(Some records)
============================================================

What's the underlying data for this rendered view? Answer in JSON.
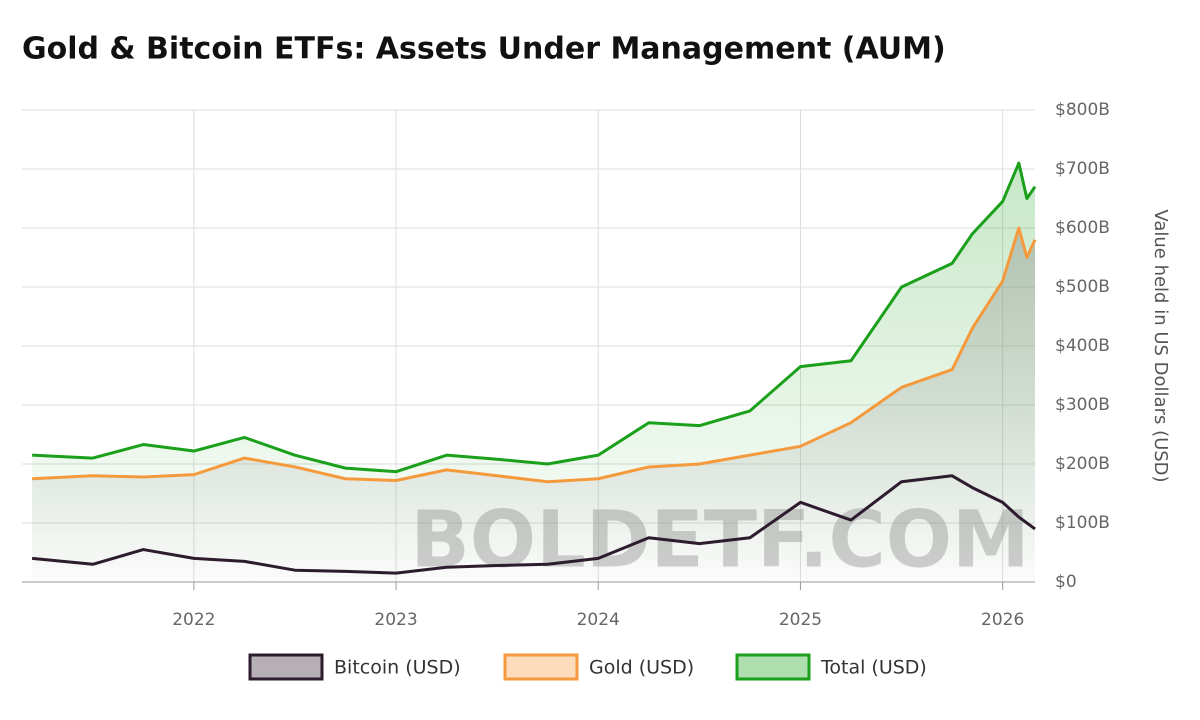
{
  "chart_data": {
    "type": "line",
    "title": "Gold & Bitcoin ETFs: Assets Under Management (AUM)",
    "y_label": "Value held in US Dollars (USD)",
    "watermark": "BOLDETF.COM",
    "x": [
      2021.2,
      2021.5,
      2021.75,
      2022.0,
      2022.25,
      2022.5,
      2022.75,
      2023.0,
      2023.25,
      2023.5,
      2023.75,
      2024.0,
      2024.25,
      2024.5,
      2024.75,
      2025.0,
      2025.25,
      2025.5,
      2025.75,
      2025.85,
      2026.0,
      2026.08,
      2026.12,
      2026.16
    ],
    "series": [
      {
        "name": "Bitcoin (USD)",
        "color": "#2d1b2e",
        "values": [
          40,
          30,
          55,
          40,
          35,
          20,
          18,
          15,
          25,
          28,
          30,
          40,
          75,
          65,
          75,
          135,
          105,
          170,
          180,
          160,
          135,
          110,
          100,
          90
        ]
      },
      {
        "name": "Gold (USD)",
        "color": "#f59a3c",
        "values": [
          175,
          180,
          178,
          182,
          210,
          195,
          175,
          172,
          190,
          180,
          170,
          175,
          195,
          200,
          215,
          230,
          270,
          330,
          360,
          430,
          510,
          600,
          550,
          580
        ]
      },
      {
        "name": "Total (USD)",
        "color": "#1aa01a",
        "values": [
          215,
          210,
          233,
          222,
          245,
          215,
          193,
          187,
          215,
          208,
          200,
          215,
          270,
          265,
          290,
          365,
          375,
          500,
          540,
          590,
          645,
          710,
          650,
          670
        ]
      }
    ],
    "xlim": [
      2021.15,
      2026.16
    ],
    "xticks": [
      2022,
      2023,
      2024,
      2025,
      2026
    ],
    "ylim": [
      0,
      800
    ],
    "yticks": [
      {
        "value": 0,
        "label": "$0"
      },
      {
        "value": 100,
        "label": "$100B"
      },
      {
        "value": 200,
        "label": "$200B"
      },
      {
        "value": 300,
        "label": "$300B"
      },
      {
        "value": 400,
        "label": "$400B"
      },
      {
        "value": 500,
        "label": "$500B"
      },
      {
        "value": 600,
        "label": "$600B"
      },
      {
        "value": 700,
        "label": "$700B"
      },
      {
        "value": 800,
        "label": "$800B"
      }
    ],
    "grid": true,
    "legend": "bottom"
  }
}
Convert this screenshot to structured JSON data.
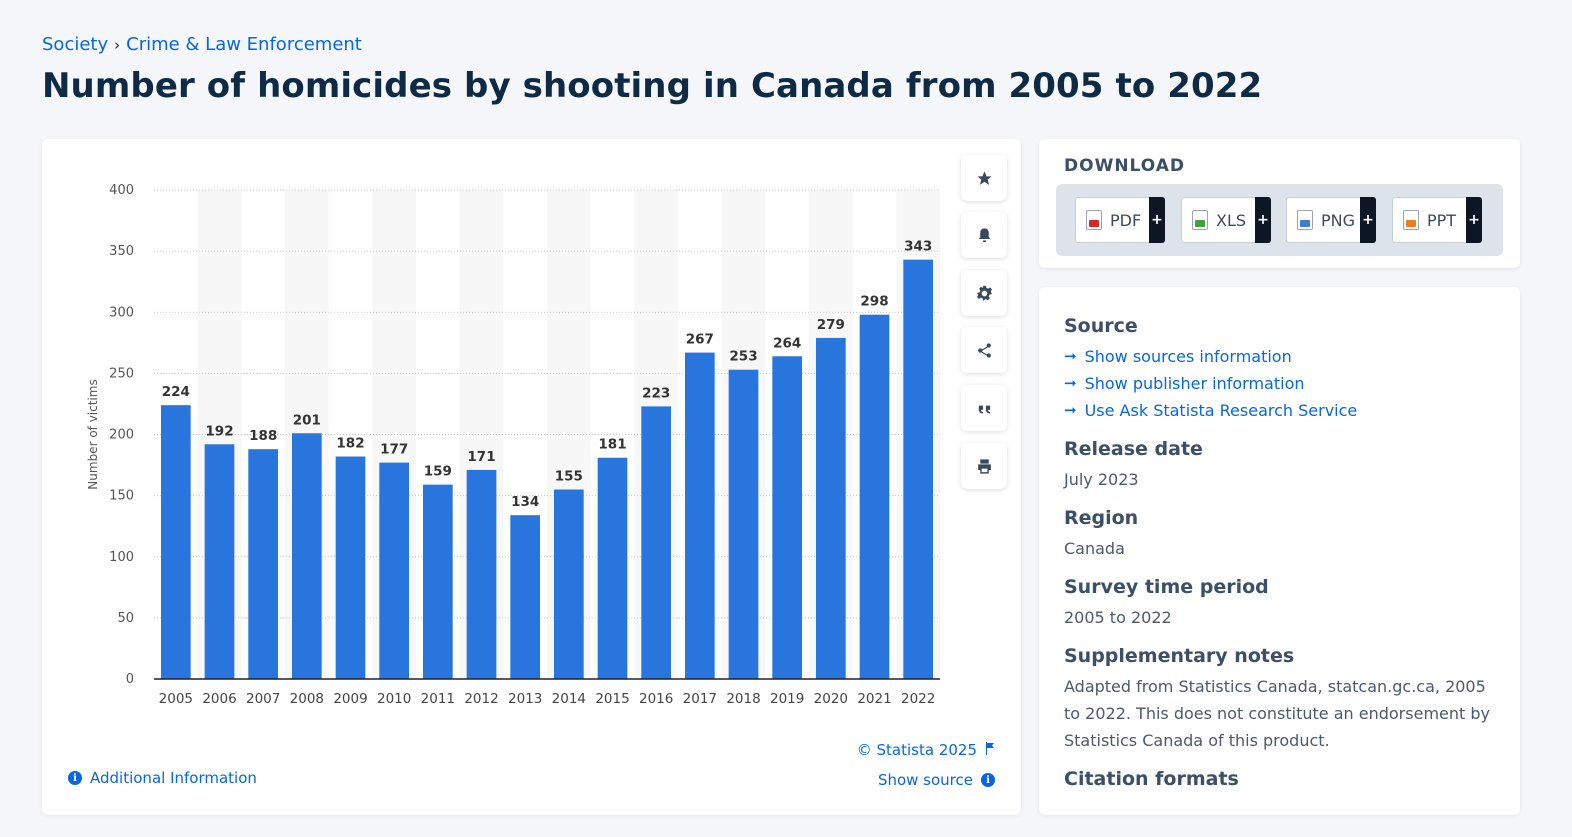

============================================================

_WHAT IS REQUIRED_. Repeat each entry exactly as it appears; skip any picture.

_TASK RESPONSE_.
What's the underlying data for this rendered view? Answer in JSON.
{
  "chart_data": {
    "type": "line",
    "title": "Gold & Bitcoin ETFs: Assets Under Management (AUM)",
    "y_label": "Value held in US Dollars (USD)",
    "watermark": "BOLDETF.COM",
    "x": [
      2021.2,
      2021.5,
      2021.75,
      2022.0,
      2022.25,
      2022.5,
      2022.75,
      2023.0,
      2023.25,
      2023.5,
      2023.75,
      2024.0,
      2024.25,
      2024.5,
      2024.75,
      2025.0,
      2025.25,
      2025.5,
      2025.75,
      2025.85,
      2026.0,
      2026.08,
      2026.12,
      2026.16
    ],
    "series": [
      {
        "name": "Bitcoin (USD)",
        "color": "#2d1b2e",
        "values": [
          40,
          30,
          55,
          40,
          35,
          20,
          18,
          15,
          25,
          28,
          30,
          40,
          75,
          65,
          75,
          135,
          105,
          170,
          180,
          160,
          135,
          110,
          100,
          90
        ]
      },
      {
        "name": "Gold (USD)",
        "color": "#f59a3c",
        "values": [
          175,
          180,
          178,
          182,
          210,
          195,
          175,
          172,
          190,
          180,
          170,
          175,
          195,
          200,
          215,
          230,
          270,
          330,
          360,
          430,
          510,
          600,
          550,
          580
        ]
      },
      {
        "name": "Total (USD)",
        "color": "#1aa01a",
        "values": [
          215,
          210,
          233,
          222,
          245,
          215,
          193,
          187,
          215,
          208,
          200,
          215,
          270,
          265,
          290,
          365,
          375,
          500,
          540,
          590,
          645,
          710,
          650,
          670
        ]
      }
    ],
    "xlim": [
      2021.15,
      2026.16
    ],
    "xticks": [
      2022,
      2023,
      2024,
      2025,
      2026
    ],
    "ylim": [
      0,
      800
    ],
    "yticks": [
      {
        "value": 0,
        "label": "$0"
      },
      {
        "value": 100,
        "label": "$100B"
      },
      {
        "value": 200,
        "label": "$200B"
      },
      {
        "value": 300,
        "label": "$300B"
      },
      {
        "value": 400,
        "label": "$400B"
      },
      {
        "value": 500,
        "label": "$500B"
      },
      {
        "value": 600,
        "label": "$600B"
      },
      {
        "value": 700,
        "label": "$700B"
      },
      {
        "value": 800,
        "label": "$800B"
      }
    ],
    "grid": true,
    "legend": "bottom"
  }
}
Convert this screenshot to structured JSON data.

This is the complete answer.